+++ Data for this task +++
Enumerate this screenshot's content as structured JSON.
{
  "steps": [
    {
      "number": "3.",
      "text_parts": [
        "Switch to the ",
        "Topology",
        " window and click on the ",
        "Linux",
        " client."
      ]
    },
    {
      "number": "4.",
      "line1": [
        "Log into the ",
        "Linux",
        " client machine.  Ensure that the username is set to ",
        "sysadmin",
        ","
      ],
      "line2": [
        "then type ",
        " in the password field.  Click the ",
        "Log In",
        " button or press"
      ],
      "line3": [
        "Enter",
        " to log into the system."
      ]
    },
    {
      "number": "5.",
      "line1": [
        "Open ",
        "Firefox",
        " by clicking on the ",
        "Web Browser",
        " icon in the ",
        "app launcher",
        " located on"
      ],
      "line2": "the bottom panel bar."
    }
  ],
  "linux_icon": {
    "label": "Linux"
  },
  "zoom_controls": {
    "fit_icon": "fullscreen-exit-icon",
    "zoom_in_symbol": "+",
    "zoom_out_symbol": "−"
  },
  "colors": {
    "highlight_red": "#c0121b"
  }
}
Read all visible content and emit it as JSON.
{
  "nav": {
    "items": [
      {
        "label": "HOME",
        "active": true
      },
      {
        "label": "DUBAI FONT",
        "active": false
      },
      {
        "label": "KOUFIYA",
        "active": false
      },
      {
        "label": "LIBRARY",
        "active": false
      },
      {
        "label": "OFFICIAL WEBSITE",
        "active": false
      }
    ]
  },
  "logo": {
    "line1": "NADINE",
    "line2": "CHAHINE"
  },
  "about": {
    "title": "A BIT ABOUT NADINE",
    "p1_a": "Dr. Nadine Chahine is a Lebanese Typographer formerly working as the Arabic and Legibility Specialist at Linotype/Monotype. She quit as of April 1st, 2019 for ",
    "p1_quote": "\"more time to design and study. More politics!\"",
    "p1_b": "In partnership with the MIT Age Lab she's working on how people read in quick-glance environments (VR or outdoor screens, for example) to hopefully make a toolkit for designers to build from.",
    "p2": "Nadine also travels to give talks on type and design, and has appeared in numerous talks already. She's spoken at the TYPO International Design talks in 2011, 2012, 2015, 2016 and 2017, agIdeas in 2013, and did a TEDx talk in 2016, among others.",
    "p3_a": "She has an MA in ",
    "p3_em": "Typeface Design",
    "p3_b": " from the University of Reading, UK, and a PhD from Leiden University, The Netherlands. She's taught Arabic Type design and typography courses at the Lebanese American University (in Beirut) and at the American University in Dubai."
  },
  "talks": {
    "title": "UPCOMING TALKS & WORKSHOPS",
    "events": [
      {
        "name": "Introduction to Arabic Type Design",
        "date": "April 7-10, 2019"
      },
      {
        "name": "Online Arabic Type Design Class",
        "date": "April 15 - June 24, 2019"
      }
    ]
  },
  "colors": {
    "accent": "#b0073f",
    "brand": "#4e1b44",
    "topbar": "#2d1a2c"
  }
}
+++
Objective
All lines above containing the string "label" are to be collected.

Full output
    "label": "Linux"
        "label": "HOME",
        "label": "DUBAI FONT",
        "label": "KOUFIYA",
        "label": "LIBRARY",
        "label": "OFFICIAL WEBSITE",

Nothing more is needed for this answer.